╭─ RAW DATA
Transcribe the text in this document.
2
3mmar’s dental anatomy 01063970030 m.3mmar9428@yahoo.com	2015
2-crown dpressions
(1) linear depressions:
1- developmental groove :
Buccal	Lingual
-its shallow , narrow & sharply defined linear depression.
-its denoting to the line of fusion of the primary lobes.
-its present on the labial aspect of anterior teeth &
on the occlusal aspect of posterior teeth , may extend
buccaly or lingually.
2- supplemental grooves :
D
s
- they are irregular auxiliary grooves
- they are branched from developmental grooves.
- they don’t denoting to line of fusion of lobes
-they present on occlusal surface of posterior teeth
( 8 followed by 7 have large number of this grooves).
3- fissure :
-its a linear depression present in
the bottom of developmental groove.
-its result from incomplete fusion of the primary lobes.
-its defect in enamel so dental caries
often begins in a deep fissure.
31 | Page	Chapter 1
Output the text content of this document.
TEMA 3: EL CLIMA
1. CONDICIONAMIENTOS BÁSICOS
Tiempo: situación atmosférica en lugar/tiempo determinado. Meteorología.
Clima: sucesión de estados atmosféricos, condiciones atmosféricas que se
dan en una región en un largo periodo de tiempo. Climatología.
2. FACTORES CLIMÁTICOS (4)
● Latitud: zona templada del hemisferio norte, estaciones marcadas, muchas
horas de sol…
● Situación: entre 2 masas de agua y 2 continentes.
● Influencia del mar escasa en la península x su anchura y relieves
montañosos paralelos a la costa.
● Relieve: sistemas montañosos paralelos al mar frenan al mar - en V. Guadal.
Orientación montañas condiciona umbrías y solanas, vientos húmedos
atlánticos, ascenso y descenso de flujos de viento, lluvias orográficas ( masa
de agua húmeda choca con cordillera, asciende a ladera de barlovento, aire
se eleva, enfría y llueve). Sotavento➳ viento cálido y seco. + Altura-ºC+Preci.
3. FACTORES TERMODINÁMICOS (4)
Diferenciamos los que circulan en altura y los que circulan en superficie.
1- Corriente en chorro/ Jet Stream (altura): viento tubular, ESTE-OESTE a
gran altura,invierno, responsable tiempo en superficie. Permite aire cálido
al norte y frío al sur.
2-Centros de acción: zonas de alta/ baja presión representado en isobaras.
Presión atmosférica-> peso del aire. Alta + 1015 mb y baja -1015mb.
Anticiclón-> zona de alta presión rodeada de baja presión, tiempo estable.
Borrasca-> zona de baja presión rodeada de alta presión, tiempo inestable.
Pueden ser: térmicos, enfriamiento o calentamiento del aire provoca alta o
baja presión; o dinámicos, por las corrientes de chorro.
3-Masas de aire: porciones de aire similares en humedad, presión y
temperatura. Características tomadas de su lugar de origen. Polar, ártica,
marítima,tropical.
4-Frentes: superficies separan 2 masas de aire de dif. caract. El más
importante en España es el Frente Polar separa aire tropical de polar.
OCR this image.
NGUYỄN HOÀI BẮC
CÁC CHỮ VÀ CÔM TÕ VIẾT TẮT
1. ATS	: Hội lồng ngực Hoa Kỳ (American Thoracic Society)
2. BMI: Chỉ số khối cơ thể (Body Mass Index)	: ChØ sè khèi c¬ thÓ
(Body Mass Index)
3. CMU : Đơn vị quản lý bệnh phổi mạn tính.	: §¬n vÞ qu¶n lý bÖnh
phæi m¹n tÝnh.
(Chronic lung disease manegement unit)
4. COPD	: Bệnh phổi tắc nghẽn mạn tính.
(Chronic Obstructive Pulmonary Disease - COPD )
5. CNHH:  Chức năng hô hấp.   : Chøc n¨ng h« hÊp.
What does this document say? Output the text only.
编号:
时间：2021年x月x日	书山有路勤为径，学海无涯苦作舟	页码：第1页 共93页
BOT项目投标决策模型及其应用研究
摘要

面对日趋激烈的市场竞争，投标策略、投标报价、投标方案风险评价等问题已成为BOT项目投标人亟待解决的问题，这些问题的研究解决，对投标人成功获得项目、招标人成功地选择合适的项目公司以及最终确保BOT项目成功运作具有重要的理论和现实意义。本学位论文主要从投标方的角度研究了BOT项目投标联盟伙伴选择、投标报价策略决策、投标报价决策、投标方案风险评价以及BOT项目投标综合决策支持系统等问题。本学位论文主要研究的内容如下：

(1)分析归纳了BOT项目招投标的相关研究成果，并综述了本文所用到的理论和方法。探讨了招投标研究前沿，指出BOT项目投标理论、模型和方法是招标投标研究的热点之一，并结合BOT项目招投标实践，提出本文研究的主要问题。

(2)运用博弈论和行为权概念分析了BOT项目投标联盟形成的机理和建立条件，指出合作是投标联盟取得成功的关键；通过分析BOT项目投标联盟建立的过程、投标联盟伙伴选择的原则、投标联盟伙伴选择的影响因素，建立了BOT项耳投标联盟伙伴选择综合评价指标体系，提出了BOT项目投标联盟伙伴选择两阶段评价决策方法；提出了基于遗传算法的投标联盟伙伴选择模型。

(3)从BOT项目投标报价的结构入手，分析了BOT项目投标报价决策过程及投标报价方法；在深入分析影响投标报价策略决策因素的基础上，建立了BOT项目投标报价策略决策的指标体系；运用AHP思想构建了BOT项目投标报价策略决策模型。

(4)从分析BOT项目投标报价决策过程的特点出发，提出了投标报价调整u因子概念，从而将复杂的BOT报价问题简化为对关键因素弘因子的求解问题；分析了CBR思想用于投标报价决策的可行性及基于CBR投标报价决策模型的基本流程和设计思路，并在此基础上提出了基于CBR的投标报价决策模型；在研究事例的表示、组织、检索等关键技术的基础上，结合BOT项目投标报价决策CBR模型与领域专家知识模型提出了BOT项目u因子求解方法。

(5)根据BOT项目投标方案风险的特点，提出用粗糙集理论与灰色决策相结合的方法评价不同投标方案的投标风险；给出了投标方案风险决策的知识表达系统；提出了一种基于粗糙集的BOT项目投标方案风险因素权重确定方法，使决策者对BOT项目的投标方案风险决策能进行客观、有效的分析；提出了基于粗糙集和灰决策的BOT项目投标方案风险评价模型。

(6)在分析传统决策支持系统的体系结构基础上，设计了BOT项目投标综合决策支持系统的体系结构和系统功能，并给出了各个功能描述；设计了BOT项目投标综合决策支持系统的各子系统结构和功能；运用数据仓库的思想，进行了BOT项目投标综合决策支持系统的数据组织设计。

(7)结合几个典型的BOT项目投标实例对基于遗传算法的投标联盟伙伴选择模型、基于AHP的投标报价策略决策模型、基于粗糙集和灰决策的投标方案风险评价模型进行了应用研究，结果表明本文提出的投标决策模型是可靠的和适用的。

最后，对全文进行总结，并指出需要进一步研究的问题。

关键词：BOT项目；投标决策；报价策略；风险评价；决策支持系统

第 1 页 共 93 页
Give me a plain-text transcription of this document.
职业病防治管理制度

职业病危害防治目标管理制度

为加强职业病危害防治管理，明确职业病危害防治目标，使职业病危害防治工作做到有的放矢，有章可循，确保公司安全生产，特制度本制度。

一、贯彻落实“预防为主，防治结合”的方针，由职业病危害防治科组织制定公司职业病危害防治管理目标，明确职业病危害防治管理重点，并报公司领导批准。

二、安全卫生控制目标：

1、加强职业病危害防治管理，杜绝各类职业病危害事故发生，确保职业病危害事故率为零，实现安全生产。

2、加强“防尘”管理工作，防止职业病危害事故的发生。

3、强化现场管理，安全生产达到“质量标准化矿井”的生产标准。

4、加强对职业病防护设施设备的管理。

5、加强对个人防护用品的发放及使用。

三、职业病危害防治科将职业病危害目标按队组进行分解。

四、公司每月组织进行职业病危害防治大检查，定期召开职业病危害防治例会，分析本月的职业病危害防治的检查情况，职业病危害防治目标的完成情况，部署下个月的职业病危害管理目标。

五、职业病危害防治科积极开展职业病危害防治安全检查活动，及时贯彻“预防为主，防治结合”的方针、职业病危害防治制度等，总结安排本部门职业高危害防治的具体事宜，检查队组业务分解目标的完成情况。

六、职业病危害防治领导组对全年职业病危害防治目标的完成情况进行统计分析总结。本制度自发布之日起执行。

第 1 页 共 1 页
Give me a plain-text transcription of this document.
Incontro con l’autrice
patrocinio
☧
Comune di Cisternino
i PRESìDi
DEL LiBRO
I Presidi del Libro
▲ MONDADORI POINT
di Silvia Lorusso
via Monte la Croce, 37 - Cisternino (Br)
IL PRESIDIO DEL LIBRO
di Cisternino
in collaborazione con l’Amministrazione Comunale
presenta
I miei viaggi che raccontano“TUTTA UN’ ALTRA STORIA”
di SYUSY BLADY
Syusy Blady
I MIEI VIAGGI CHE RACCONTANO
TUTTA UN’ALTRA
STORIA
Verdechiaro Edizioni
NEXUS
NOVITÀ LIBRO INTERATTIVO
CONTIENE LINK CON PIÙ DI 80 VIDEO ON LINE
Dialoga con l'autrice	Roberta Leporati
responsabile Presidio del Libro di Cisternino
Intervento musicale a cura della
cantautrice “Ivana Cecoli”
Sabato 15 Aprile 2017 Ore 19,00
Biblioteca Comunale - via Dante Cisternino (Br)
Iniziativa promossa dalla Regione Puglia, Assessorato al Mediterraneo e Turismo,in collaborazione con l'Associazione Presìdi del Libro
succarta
╰─
» GOAL OF THE EXERCISE
Using the records above, copy each line that contains "tiempo".

» RESULT
Tiempo: situación atmosférica en lugar/tiempo determinado. Meteorología.
dan en una región en un largo periodo de tiempo. Climatología.
gran altura,invierno, responsable tiempo en superficie. Permite aire cálido
Anticiclón-> zona de alta presión rodeada de baja presión, tiempo estable.
Borrasca-> zona de baja presión rodeada de alta presión, tiempo inestable.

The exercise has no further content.